§ **MATERIAL PROVIDED**
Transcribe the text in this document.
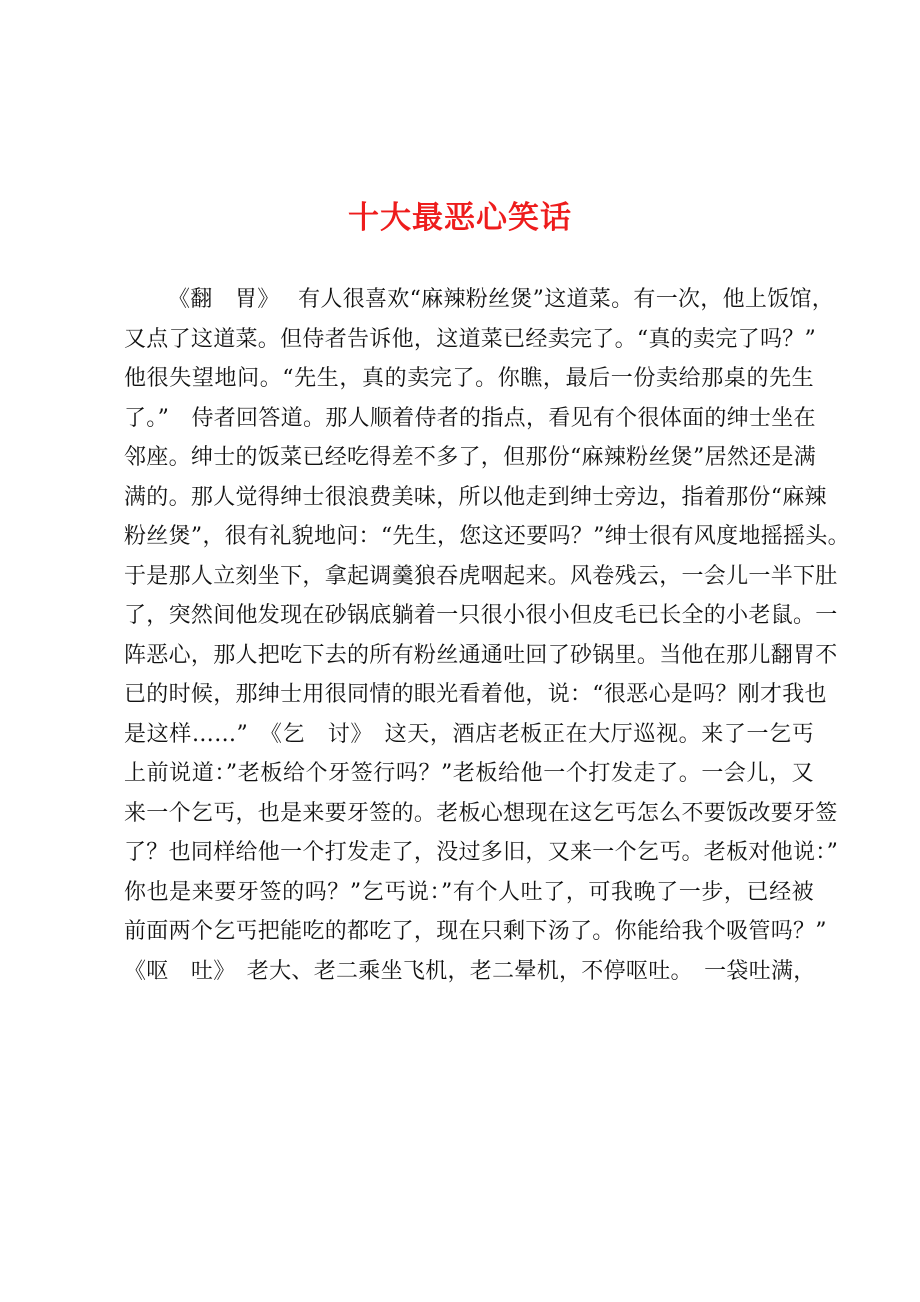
十大最恶心笑话
《翻　胃》　 有人很喜欢“麻辣粉丝煲”这道菜。有一次，他上饭馆，
又点了这道菜。但侍者告诉他，这道菜已经卖完了。“真的卖完了吗？”
他很失望地问。“先生，真的卖完了。你瞧，最后一份卖给那桌的先生
了。”　侍者回答道。那人顺着侍者的指点，看见有个很体面的绅士坐在
邻座。绅士的饭菜已经吃得差不多了，但那份“麻辣粉丝煲”居然还是满
满的。那人觉得绅士很浪费美味，所以他走到绅士旁边，指着那份“麻辣
粉丝煲”，很有礼貌地问：“先生，您这还要吗？”绅士很有风度地摇摇头。
于是那人立刻坐下，拿起调羹狼吞虎咽起来。风卷残云，一会儿一半下肚
了，突然间他发现在砂锅底躺着一只很小很小但皮毛已长全的小老鼠。一
阵恶心，那人把吃下去的所有粉丝通通吐回了砂锅里。当他在那儿翻胃不
已的时候，那绅士用很同情的眼光看着他，说：“很恶心是吗？刚才我也
是这样……”　《乞　讨》　这天，酒店老板正在大厅巡视。来了一乞丐
上前说道：”老板给个牙签行吗？”老板给他一个打发走了。一会儿，又
来一个乞丐，也是来要牙签的。老板心想现在这乞丐怎么不要饭改要牙签
了？也同样给他一个打发走了，没过多旧，又来一个乞丐。老板对他说：”
你也是来要牙签的吗？”乞丐说：”有个人吐了，可我晚了一步，已经被
前面两个乞丐把能吃的都吃了，现在只剩下汤了。你能给我个吸管吗？”
《呕　吐》　老大、老二乘坐飞机，老二晕机，不停呕吐。　一袋吐满，
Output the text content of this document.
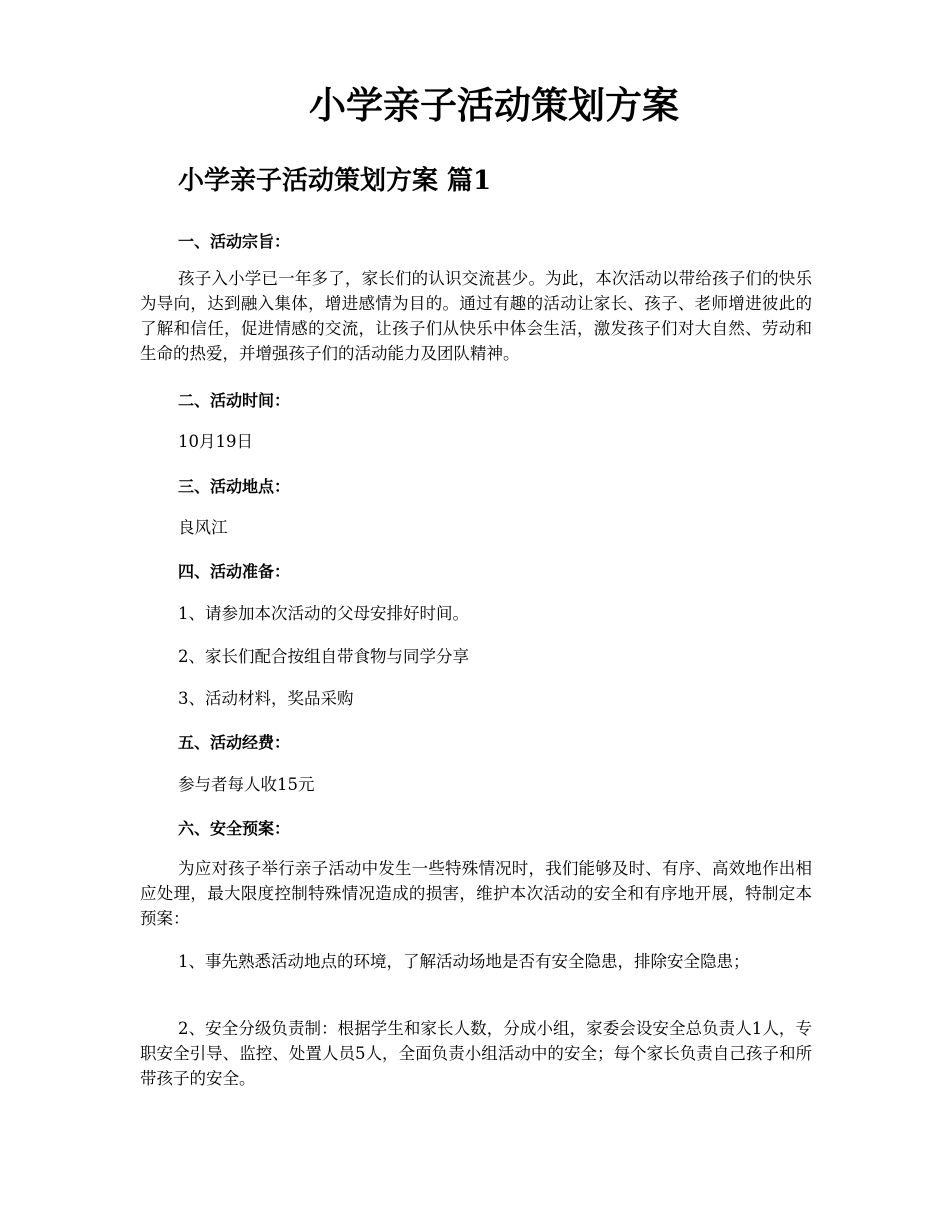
小学亲子活动策划方案
小学亲子活动策划方案 篇1

一、活动宗旨：

孩子入小学已一年多了，家长们的认识交流甚少。为此，本次活动以带给孩子们的快乐为导向，达到融入集体，增进感情为目的。通过有趣的活动让家长、孩子、老师增进彼此的了解和信任，促进情感的交流，让孩子们从快乐中体会生活，激发孩子们对大自然、劳动和生命的热爱，并增强孩子们的活动能力及团队精神。

二、活动时间：

10月19日

三、活动地点：

良风江

四、活动准备：

1、请参加本次活动的父母安排好时间。

2、家长们配合按组自带食物与同学分享

3、活动材料，奖品采购

五、活动经费：

参与者每人收15元

六、安全预案：

为应对孩子举行亲子活动中发生一些特殊情况时，我们能够及时、有序、高效地作出相应处理，最大限度控制特殊情况造成的损害，维护本次活动的安全和有序地开展，特制定本预案：

1、事先熟悉活动地点的环境，了解活动场地是否有安全隐患，排除安全隐患；

2、安全分级负责制：根据学生和家长人数，分成小组，家委会设安全总负责人1人，专职安全引导、监控、处置人员5人，全面负责小组活动中的安全；每个家长负责自己孩子和所带孩子的安全。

§ **INSTRUCTIONS FOR THE TASK**
Starting at the line that holds "Output the text content of this document.", repeat every line through the end of the listing exactly as written, skipping any picture.

§ **WRITTEN RESPONSE**
Output the text content of this document.
小学亲子活动策划方案
小学亲子活动策划方案 篇1

一、活动宗旨：

孩子入小学已一年多了，家长们的认识交流甚少。为此，本次活动以带给孩子们的快乐为导向，达到融入集体，增进感情为目的。通过有趣的活动让家长、孩子、老师增进彼此的了解和信任，促进情感的交流，让孩子们从快乐中体会生活，激发孩子们对大自然、劳动和生命的热爱，并增强孩子们的活动能力及团队精神。

二、活动时间：

10月19日

三、活动地点：

良风江

四、活动准备：

1、请参加本次活动的父母安排好时间。

2、家长们配合按组自带食物与同学分享

3、活动材料，奖品采购

五、活动经费：

参与者每人收15元

六、安全预案：

为应对孩子举行亲子活动中发生一些特殊情况时，我们能够及时、有序、高效地作出相应处理，最大限度控制特殊情况造成的损害，维护本次活动的安全和有序地开展，特制定本预案：

1、事先熟悉活动地点的环境，了解活动场地是否有安全隐患，排除安全隐患；

2、安全分级负责制：根据学生和家长人数，分成小组，家委会设安全总负责人1人，专职安全引导、监控、处置人员5人，全面负责小组活动中的安全；每个家长负责自己孩子和所带孩子的安全。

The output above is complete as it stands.